**DOCUMENT EXTRACT:**
++++
Eyeshadow, check; striped tights, check; tutu, check; time to play Puck. Photo – David Blue
The official program describes the plot as such:
Oberon, King of the Fairies, is upset with Queen Titania. He commands his servant Puck to produce a magical nectar that will cause love at first sight. The mischievous sprite arranges for Queen Titania to fall for Bottom, a simple weaver (now transformed into an ass) while hilariously misdirecting the affections of four runaway lovers.
Nothing is untrue in the description, but the more experience one has with the play, the more one gravitates to Bottom and Puck, and whatever they’re doing. The Lysander, Demetrius, Hermia, and Helena cat-and-mouse/love potion stuff is fun, but is upstaged by Bottom and Titania (Naomi Wright), and their wierd fairy-loves-donkey, Puck orchestrated subplot. I won’t lie. Writing that sentence was fun.
++++
**DATA LINES:**
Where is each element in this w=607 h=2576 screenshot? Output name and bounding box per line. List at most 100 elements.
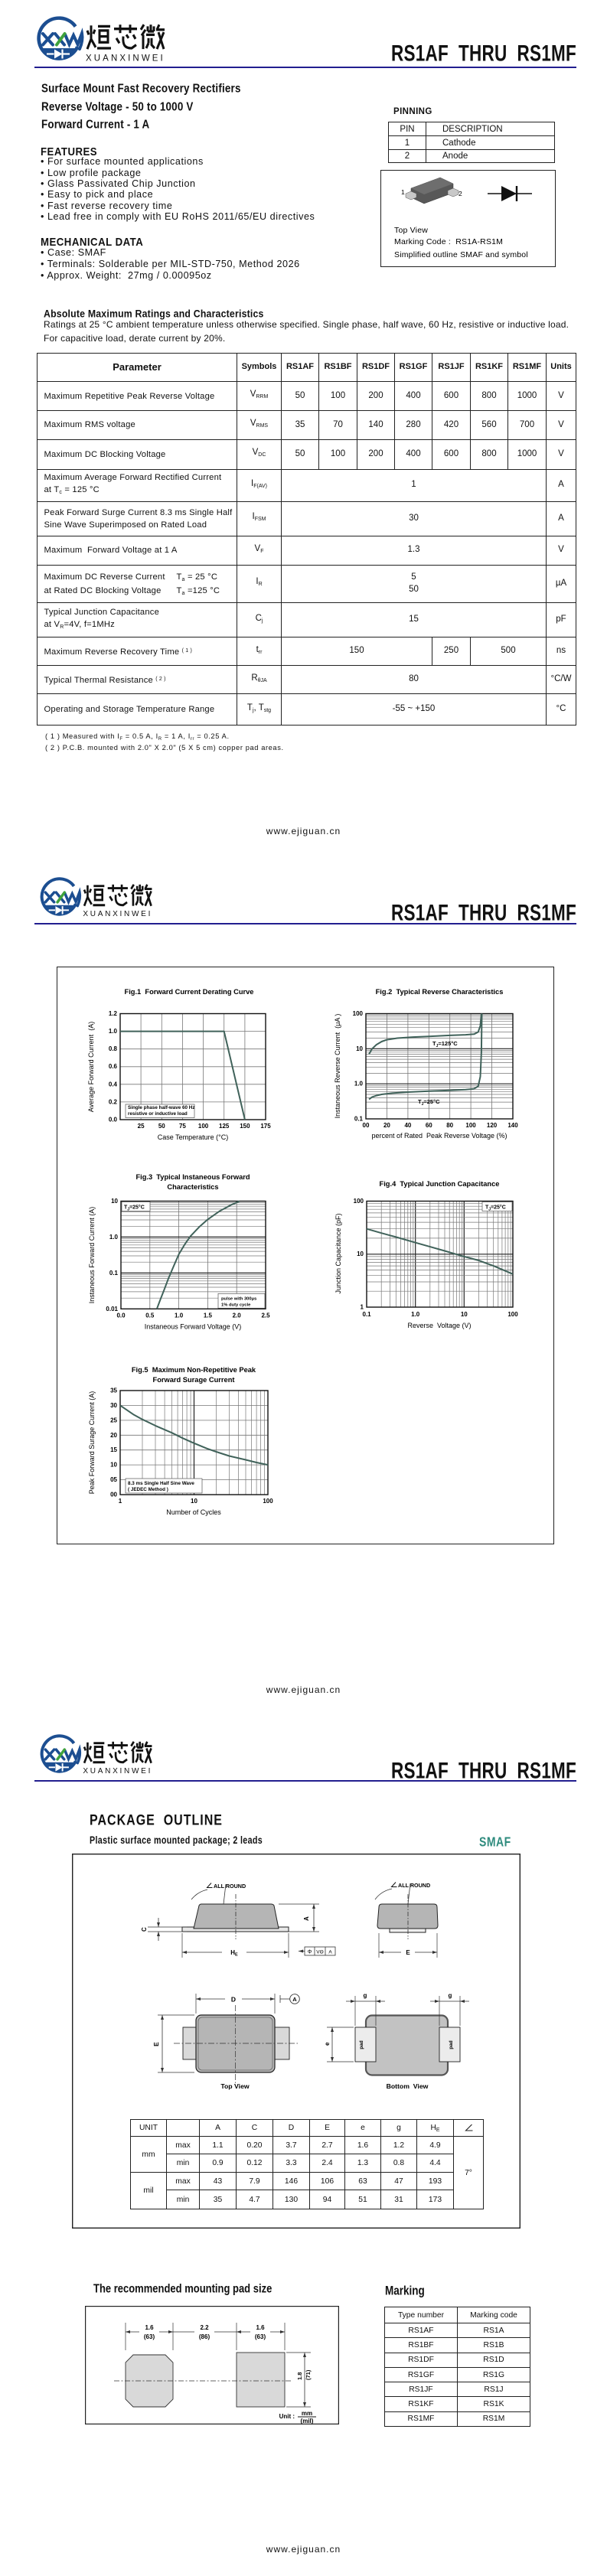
++++
**BRIEF 1:** In the review of the production, why does the writer qualify the remark that nothing in the official plot description is untrue? Answer in one to three sentences.
**BRIEF 2:** Output the passage of the review between "Eyeshadow, check; striped" and "four runaway lovers.", inclusive, copied word for word.

**CORRECT RESPONSE 1:** The writer says that the more experience one has with the play, the more one is drawn to Bottom and Puck and whatever they are doing. The plot of the four lovers is fun, but the writer finds it upstaged by the subplot of Bottom and Titania, which Puck orchestrates.

**CORRECT RESPONSE 2:**
Eyeshadow, check; striped tights, check; tutu, check; time to play Puck. Photo – David Blue
The official program describes the plot as such:
Oberon, King of the Fairies, is upset with Queen Titania. He commands his servant Puck to produce a magical nectar that will cause love at first sight. The mischievous sprite arranges for Queen Titania to fall for Bottom, a simple weaver (now transformed into an ass) while hilariously misdirecting the affections of four runaway lovers.